Layout records:
....
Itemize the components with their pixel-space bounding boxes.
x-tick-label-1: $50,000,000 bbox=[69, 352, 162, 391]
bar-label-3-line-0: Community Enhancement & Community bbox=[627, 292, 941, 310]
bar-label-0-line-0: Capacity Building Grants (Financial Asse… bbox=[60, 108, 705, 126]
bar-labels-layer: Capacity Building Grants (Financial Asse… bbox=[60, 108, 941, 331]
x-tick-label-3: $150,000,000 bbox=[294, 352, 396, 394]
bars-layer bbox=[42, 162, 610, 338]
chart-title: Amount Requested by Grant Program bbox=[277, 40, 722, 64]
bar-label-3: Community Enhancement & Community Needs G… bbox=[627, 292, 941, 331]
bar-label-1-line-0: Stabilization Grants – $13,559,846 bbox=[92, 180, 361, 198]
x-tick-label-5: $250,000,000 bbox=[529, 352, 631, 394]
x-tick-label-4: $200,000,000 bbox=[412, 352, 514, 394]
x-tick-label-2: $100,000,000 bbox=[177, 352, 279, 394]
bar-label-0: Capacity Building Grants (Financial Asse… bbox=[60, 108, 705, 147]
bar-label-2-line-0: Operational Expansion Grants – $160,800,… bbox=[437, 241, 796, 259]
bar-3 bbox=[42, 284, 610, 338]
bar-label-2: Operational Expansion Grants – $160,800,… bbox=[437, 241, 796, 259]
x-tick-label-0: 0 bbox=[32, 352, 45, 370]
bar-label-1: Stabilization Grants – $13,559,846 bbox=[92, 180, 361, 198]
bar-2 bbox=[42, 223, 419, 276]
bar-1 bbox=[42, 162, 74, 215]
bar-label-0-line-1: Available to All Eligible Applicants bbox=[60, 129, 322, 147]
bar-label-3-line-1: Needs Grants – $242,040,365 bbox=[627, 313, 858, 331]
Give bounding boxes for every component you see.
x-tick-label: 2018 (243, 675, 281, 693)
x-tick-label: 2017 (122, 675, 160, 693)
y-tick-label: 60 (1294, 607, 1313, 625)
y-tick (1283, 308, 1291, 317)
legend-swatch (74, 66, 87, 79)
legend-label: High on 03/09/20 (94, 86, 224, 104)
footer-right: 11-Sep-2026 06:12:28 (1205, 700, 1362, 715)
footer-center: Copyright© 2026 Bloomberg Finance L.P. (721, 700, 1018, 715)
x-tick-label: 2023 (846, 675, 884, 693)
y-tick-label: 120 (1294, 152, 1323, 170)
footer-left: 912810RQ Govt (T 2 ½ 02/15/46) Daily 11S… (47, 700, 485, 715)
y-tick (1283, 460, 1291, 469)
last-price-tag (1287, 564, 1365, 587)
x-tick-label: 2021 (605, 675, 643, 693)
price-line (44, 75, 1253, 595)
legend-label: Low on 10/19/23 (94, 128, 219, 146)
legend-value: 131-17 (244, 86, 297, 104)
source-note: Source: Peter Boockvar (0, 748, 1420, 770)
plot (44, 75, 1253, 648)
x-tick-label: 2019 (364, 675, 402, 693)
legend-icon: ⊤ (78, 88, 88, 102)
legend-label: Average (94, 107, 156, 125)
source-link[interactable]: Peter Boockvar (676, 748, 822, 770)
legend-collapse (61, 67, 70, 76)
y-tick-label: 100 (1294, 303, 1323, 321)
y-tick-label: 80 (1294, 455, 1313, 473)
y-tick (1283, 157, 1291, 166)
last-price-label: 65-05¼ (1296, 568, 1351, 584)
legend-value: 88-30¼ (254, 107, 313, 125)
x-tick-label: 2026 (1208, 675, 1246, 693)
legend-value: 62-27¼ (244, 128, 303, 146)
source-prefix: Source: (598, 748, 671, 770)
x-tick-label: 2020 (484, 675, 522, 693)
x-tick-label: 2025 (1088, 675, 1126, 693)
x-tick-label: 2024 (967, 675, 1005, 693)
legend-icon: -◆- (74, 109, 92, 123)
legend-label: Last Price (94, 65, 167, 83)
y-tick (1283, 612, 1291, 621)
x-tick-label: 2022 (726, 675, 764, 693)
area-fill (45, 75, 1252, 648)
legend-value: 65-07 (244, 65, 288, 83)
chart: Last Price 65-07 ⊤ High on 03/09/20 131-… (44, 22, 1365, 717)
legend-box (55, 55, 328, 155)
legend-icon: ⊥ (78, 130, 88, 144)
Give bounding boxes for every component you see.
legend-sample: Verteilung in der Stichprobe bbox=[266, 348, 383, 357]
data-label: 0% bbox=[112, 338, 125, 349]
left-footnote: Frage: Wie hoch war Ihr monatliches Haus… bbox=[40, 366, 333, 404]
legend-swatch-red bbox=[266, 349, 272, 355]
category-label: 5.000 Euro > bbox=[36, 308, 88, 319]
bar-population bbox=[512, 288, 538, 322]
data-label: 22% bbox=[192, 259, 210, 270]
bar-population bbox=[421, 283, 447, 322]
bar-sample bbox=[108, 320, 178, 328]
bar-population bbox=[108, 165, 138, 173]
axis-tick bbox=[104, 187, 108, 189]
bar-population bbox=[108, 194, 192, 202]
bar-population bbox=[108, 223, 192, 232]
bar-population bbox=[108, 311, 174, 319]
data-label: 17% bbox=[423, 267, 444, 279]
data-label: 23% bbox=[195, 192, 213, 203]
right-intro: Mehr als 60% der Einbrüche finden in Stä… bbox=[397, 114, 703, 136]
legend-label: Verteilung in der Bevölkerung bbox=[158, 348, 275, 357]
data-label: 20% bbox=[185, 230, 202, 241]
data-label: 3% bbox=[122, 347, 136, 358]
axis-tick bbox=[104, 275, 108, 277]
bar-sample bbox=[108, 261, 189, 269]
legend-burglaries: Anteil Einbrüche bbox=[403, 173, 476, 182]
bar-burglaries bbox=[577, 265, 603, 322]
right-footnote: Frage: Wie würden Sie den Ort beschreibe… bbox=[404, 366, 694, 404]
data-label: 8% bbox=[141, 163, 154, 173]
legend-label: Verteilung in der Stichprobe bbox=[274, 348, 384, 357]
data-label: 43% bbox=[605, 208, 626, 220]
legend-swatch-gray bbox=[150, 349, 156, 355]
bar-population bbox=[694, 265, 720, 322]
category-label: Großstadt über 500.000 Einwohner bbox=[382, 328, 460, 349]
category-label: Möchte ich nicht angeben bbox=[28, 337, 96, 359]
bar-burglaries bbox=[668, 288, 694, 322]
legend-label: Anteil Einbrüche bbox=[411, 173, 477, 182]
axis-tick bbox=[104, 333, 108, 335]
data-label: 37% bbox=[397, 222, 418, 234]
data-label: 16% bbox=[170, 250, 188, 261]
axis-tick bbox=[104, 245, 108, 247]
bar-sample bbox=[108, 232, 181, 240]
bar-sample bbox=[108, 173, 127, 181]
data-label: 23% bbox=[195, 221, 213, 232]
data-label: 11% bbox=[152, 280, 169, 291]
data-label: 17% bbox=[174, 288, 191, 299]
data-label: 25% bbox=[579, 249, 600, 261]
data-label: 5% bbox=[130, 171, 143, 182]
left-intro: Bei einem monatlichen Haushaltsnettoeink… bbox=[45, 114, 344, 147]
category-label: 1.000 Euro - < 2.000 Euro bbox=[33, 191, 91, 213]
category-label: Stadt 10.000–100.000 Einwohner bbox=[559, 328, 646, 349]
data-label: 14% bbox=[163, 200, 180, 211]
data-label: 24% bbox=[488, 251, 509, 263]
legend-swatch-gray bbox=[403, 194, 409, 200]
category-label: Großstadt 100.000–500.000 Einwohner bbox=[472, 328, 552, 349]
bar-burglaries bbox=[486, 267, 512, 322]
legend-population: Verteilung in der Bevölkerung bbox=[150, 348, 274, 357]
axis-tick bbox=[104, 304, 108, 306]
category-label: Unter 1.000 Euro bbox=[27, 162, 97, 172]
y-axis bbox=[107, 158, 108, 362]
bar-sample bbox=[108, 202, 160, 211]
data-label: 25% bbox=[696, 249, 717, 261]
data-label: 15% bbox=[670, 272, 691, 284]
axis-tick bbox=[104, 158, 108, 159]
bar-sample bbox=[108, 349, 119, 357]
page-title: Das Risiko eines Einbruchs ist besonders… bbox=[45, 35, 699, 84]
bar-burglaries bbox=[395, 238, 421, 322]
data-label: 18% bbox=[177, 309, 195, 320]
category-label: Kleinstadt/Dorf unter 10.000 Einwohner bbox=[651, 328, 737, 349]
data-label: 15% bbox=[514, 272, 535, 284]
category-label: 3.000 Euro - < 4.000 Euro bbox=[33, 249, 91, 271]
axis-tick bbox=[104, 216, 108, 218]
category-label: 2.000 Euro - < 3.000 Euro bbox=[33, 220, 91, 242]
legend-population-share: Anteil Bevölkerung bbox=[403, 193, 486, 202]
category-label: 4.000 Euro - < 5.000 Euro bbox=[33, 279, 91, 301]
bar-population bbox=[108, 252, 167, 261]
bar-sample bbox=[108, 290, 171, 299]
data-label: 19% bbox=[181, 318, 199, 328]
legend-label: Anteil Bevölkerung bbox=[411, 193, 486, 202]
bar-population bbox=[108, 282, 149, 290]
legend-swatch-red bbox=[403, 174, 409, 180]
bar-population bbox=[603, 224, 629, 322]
....
*TASK GOAL*. Copy the records word for word, starting at the beginning of the records and ending with the line that contains "bar-label-0-line-1: Available to", both ends included.

*ANSWER TO THIS EXERCISE*.
Itemize the components with their pixel-space bounding boxes.
x-tick-label-1: $50,000,000 bbox=[69, 352, 162, 391]
bar-label-3-line-0: Community Enhancement & Community bbox=[627, 292, 941, 310]
bar-label-0-line-0: Capacity Building Grants (Financial Asse… bbox=[60, 108, 705, 126]
bar-labels-layer: Capacity Building Grants (Financial Asse… bbox=[60, 108, 941, 331]
x-tick-label-3: $150,000,000 bbox=[294, 352, 396, 394]
bars-layer bbox=[42, 162, 610, 338]
chart-title: Amount Requested by Grant Program bbox=[277, 40, 722, 64]
bar-label-3: Community Enhancement & Community Needs G… bbox=[627, 292, 941, 331]
bar-label-1-line-0: Stabilization Grants – $13,559,846 bbox=[92, 180, 361, 198]
x-tick-label-5: $250,000,000 bbox=[529, 352, 631, 394]
x-tick-label-4: $200,000,000 bbox=[412, 352, 514, 394]
x-tick-label-2: $100,000,000 bbox=[177, 352, 279, 394]
bar-label-0: Capacity Building Grants (Financial Asse… bbox=[60, 108, 705, 147]
bar-label-2-line-0: Operational Expansion Grants – $160,800,… bbox=[437, 241, 796, 259]
bar-3 bbox=[42, 284, 610, 338]
bar-label-2: Operational Expansion Grants – $160,800,… bbox=[437, 241, 796, 259]
x-tick-label-0: 0 bbox=[32, 352, 45, 370]
bar-label-1: Stabilization Grants – $13,559,846 bbox=[92, 180, 361, 198]
bar-2 bbox=[42, 223, 419, 276]
bar-1 bbox=[42, 162, 74, 215]
bar-label-0-line-1: Available to All Eligible Applicants bbox=[60, 129, 322, 147]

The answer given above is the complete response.